• _Exercise requirements_
The answer is one number: how many lines in the data below hold "JSON".

• _Provided records_

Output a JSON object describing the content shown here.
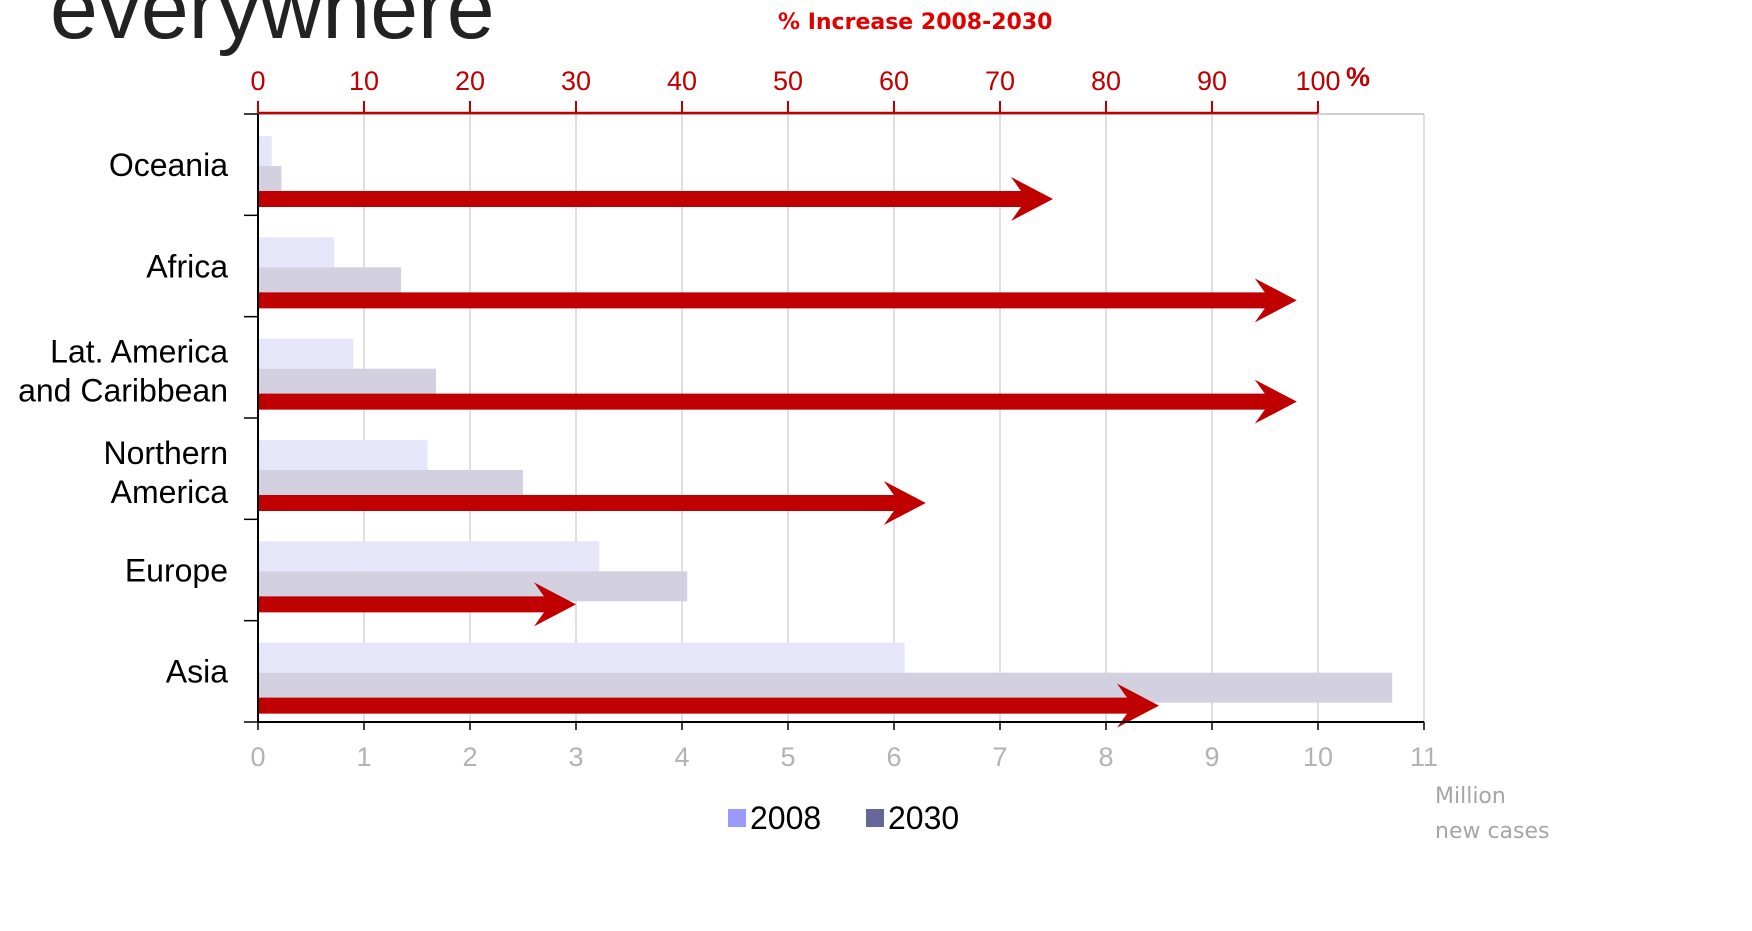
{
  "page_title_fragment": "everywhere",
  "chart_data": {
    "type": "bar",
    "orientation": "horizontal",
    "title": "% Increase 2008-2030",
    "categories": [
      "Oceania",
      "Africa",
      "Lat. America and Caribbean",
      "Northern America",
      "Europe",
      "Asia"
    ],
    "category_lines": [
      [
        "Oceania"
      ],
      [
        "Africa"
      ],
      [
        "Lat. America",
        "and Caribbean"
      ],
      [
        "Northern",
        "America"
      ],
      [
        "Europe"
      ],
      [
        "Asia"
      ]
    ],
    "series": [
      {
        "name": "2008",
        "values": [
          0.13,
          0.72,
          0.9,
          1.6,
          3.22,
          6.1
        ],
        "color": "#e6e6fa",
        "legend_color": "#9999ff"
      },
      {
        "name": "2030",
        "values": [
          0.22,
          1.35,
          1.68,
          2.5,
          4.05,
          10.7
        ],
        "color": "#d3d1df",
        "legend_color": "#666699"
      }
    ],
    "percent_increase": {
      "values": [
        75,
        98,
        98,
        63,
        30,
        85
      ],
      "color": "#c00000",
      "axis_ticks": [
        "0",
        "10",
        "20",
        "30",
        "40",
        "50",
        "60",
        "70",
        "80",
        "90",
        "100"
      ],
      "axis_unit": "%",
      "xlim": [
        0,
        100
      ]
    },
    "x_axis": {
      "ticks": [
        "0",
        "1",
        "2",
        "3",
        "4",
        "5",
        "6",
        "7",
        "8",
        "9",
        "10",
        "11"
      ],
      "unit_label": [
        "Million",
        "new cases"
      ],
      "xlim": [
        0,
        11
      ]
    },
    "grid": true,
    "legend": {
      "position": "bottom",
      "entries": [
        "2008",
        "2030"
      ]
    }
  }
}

...

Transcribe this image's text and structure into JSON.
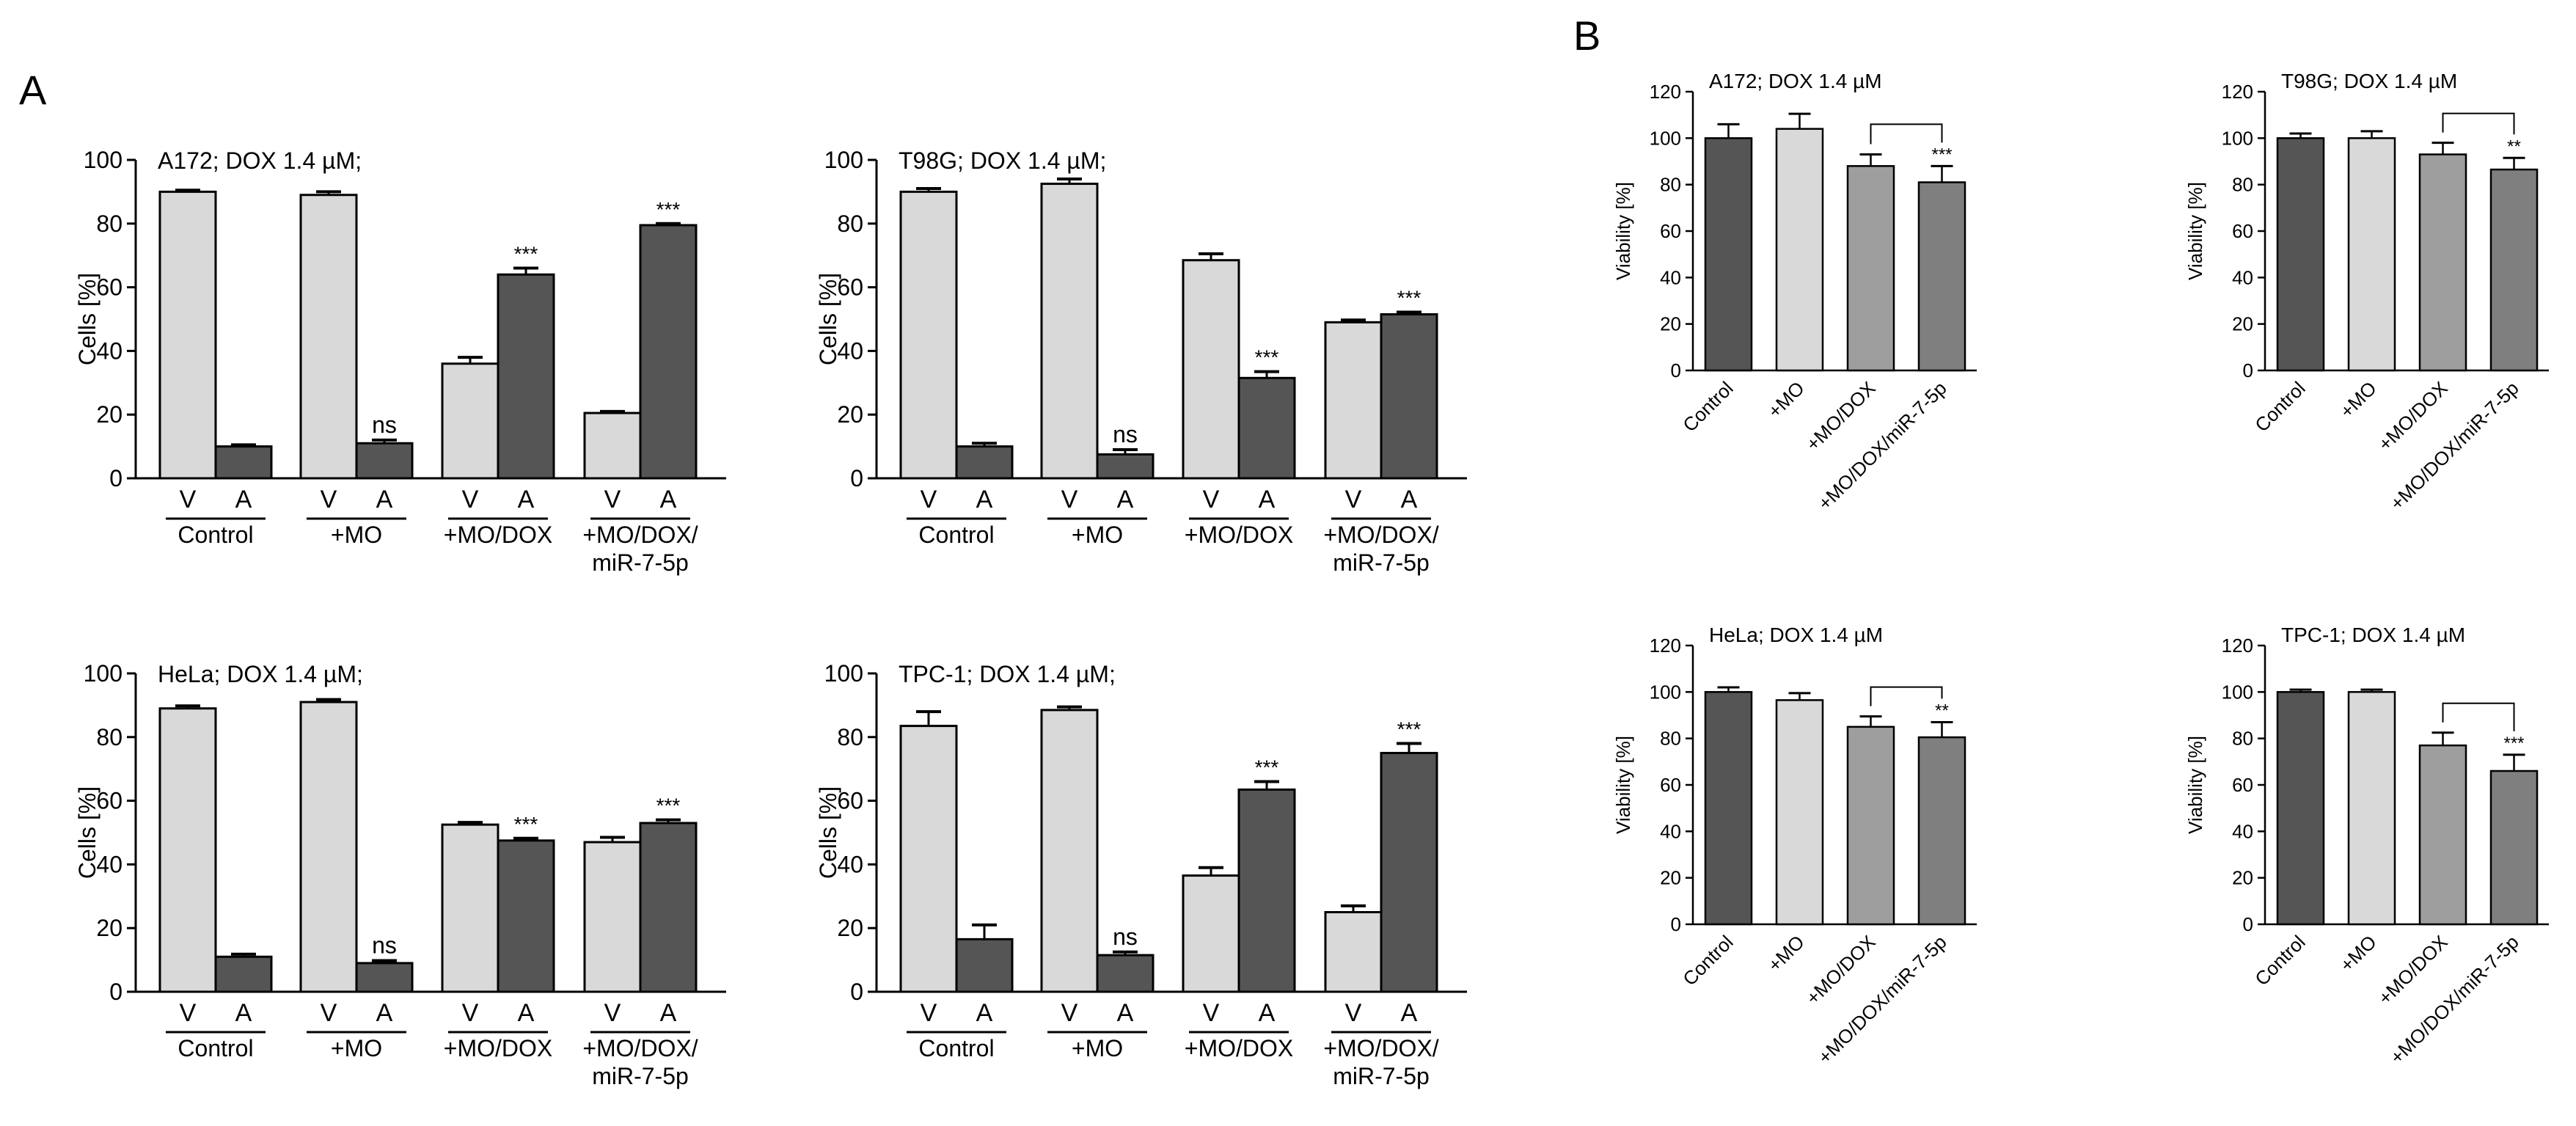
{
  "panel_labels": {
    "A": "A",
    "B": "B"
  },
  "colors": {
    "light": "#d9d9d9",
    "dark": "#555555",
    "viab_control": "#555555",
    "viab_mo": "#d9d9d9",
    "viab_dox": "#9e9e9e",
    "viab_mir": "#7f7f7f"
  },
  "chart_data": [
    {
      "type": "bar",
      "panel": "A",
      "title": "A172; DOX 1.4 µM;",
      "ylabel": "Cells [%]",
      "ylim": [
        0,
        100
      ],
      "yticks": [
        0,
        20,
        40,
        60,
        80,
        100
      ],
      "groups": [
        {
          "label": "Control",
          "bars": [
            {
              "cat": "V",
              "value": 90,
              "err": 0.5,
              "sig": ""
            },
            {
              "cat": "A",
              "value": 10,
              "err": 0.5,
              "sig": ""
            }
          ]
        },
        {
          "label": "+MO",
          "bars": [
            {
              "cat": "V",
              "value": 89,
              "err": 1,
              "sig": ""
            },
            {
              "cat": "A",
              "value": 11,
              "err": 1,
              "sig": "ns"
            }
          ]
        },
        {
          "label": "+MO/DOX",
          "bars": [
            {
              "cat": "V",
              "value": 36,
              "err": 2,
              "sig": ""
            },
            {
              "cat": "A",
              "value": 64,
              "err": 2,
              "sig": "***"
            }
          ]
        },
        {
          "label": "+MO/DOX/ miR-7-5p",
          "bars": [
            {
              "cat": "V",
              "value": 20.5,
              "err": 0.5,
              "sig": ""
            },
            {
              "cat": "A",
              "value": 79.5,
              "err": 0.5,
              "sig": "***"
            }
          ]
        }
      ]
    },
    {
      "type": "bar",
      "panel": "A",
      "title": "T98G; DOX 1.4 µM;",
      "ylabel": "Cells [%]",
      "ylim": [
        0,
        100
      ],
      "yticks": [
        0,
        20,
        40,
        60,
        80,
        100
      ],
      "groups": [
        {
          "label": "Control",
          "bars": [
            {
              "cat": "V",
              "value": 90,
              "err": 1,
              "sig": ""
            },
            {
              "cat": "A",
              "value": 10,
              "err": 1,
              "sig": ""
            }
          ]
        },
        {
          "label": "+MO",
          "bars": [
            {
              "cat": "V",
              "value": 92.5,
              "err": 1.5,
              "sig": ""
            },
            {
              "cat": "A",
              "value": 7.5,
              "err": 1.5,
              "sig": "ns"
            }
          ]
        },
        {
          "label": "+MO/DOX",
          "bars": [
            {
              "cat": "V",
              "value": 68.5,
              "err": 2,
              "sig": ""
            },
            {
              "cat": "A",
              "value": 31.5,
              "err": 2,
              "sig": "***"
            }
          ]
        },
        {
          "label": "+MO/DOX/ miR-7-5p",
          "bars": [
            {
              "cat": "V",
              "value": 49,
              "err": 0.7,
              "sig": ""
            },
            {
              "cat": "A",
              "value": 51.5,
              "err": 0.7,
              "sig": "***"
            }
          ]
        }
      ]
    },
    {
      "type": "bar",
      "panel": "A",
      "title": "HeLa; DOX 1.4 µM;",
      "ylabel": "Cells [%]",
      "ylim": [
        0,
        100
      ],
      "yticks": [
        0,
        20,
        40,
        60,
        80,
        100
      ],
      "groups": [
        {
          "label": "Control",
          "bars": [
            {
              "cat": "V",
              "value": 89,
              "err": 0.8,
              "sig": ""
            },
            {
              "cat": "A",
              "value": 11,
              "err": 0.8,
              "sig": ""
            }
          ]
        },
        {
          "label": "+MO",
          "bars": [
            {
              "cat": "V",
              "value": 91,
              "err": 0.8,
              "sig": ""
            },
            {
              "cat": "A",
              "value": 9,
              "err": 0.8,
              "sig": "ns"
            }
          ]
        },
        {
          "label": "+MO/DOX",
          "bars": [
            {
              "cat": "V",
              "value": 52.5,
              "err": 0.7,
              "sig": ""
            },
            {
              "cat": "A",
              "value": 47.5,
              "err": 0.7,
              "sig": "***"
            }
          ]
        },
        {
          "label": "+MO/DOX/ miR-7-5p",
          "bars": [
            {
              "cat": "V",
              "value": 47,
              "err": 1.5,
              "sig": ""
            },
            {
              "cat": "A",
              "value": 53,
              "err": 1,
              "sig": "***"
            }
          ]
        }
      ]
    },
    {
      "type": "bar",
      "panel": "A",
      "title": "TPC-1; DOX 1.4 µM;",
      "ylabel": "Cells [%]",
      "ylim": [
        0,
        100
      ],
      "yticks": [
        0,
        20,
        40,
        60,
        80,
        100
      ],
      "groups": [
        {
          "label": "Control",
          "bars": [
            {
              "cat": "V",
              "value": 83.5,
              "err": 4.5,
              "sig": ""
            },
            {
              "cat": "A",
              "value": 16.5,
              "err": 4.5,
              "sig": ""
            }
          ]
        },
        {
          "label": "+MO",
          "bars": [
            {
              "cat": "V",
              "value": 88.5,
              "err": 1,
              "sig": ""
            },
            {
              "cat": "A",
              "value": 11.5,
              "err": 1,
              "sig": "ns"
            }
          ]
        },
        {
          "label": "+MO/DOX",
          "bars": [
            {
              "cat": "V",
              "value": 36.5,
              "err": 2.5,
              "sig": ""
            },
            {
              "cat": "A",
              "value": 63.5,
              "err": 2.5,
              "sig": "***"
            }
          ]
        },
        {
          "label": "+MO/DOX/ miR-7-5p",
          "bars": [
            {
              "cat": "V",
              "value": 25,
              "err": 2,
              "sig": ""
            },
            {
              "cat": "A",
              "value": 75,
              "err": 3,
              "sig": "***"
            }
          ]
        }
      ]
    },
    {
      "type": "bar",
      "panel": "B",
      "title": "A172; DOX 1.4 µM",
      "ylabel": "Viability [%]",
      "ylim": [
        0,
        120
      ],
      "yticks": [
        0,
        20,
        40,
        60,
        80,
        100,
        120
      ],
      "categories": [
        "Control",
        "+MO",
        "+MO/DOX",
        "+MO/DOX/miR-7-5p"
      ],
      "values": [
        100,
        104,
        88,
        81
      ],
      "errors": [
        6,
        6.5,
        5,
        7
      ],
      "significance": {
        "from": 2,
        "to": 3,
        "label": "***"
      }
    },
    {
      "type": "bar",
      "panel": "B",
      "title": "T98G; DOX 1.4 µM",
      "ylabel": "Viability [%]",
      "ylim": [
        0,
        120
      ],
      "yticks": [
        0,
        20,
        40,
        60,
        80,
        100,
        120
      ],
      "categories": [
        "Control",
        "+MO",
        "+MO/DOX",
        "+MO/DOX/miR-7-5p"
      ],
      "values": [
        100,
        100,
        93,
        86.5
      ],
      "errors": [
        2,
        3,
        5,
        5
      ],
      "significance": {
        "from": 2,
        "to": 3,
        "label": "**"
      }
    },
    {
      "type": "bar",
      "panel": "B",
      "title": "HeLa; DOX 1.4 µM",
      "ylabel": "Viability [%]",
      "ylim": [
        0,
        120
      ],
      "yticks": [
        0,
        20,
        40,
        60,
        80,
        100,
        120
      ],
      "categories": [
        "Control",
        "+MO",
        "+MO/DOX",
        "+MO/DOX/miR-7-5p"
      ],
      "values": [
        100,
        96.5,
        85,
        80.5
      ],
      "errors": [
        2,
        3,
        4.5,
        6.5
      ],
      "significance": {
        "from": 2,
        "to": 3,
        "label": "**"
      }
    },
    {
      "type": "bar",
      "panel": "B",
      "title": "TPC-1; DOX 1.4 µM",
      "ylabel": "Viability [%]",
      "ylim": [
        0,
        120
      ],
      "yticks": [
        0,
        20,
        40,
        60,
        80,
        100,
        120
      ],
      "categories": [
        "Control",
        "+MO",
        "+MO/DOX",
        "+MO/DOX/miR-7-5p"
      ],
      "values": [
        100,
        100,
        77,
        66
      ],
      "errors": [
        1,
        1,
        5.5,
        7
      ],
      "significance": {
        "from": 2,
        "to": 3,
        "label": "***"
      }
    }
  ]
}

• _Result for this exercise_
2